**What the task requires**
Print the listing that follows, character for character.

**Listed entries**
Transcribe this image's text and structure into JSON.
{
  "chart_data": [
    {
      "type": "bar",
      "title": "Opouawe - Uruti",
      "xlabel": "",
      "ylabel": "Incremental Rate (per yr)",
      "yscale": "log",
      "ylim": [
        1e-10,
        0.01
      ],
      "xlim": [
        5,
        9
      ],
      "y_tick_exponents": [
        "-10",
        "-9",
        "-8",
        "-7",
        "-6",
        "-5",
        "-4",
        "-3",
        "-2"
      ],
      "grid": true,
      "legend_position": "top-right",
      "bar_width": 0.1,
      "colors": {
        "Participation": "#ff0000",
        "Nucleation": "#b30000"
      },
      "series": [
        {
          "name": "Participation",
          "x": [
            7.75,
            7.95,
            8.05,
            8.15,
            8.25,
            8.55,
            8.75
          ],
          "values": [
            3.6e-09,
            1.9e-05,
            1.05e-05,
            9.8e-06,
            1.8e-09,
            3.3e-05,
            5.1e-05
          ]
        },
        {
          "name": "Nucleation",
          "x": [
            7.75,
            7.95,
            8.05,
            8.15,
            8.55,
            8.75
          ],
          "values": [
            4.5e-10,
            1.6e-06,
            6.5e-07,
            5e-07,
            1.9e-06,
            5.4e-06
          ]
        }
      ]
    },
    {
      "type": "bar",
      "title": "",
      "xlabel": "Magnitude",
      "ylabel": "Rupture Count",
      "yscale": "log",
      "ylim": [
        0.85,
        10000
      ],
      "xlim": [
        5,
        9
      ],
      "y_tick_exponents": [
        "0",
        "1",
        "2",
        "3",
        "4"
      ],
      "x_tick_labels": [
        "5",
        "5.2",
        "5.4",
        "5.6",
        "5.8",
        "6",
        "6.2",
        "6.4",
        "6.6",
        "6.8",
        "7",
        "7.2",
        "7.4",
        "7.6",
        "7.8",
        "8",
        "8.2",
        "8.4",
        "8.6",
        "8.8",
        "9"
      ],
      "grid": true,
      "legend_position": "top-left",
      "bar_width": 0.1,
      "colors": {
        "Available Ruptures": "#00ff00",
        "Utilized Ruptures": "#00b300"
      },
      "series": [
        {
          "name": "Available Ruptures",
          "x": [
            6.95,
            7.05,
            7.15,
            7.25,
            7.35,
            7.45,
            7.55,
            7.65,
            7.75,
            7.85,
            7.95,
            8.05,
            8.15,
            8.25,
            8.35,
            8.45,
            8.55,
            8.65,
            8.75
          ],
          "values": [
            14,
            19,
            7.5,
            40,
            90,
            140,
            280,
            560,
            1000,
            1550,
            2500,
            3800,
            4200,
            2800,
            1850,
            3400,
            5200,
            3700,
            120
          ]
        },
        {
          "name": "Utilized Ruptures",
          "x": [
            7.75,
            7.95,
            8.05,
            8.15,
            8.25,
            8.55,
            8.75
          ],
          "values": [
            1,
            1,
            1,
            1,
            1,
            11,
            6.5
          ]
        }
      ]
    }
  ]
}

**Answer for this exercise**
Transcribe this image's text and structure into JSON.
{
  "chart_data": [
    {
      "type": "bar",
      "title": "Opouawe - Uruti",
      "xlabel": "",
      "ylabel": "Incremental Rate (per yr)",
      "yscale": "log",
      "ylim": [
        1e-10,
        0.01
      ],
      "xlim": [
        5,
        9
      ],
      "y_tick_exponents": [
        "-10",
        "-9",
        "-8",
        "-7",
        "-6",
        "-5",
        "-4",
        "-3",
        "-2"
      ],
      "grid": true,
      "legend_position": "top-right",
      "bar_width": 0.1,
      "colors": {
        "Participation": "#ff0000",
        "Nucleation": "#b30000"
      },
      "series": [
        {
          "name": "Participation",
          "x": [
            7.75,
            7.95,
            8.05,
            8.15,
            8.25,
            8.55,
            8.75
          ],
          "values": [
            3.6e-09,
            1.9e-05,
            1.05e-05,
            9.8e-06,
            1.8e-09,
            3.3e-05,
            5.1e-05
          ]
        },
        {
          "name": "Nucleation",
          "x": [
            7.75,
            7.95,
            8.05,
            8.15,
            8.55,
            8.75
          ],
          "values": [
            4.5e-10,
            1.6e-06,
            6.5e-07,
            5e-07,
            1.9e-06,
            5.4e-06
          ]
        }
      ]
    },
    {
      "type": "bar",
      "title": "",
      "xlabel": "Magnitude",
      "ylabel": "Rupture Count",
      "yscale": "log",
      "ylim": [
        0.85,
        10000
      ],
      "xlim": [
        5,
        9
      ],
      "y_tick_exponents": [
        "0",
        "1",
        "2",
        "3",
        "4"
      ],
      "x_tick_labels": [
        "5",
        "5.2",
        "5.4",
        "5.6",
        "5.8",
        "6",
        "6.2",
        "6.4",
        "6.6",
        "6.8",
        "7",
        "7.2",
        "7.4",
        "7.6",
        "7.8",
        "8",
        "8.2",
        "8.4",
        "8.6",
        "8.8",
        "9"
      ],
      "grid": true,
      "legend_position": "top-left",
      "bar_width": 0.1,
      "colors": {
        "Available Ruptures": "#00ff00",
        "Utilized Ruptures": "#00b300"
      },
      "series": [
        {
          "name": "Available Ruptures",
          "x": [
            6.95,
            7.05,
            7.15,
            7.25,
            7.35,
            7.45,
            7.55,
            7.65,
            7.75,
            7.85,
            7.95,
            8.05,
            8.15,
            8.25,
            8.35,
            8.45,
            8.55,
            8.65,
            8.75
          ],
          "values": [
            14,
            19,
            7.5,
            40,
            90,
            140,
            280,
            560,
            1000,
            1550,
            2500,
            3800,
            4200,
            2800,
            1850,
            3400,
            5200,
            3700,
            120
          ]
        },
        {
          "name": "Utilized Ruptures",
          "x": [
            7.75,
            7.95,
            8.05,
            8.15,
            8.25,
            8.55,
            8.75
          ],
          "values": [
            1,
            1,
            1,
            1,
            1,
            11,
            6.5
          ]
        }
      ]
    }
  ]
}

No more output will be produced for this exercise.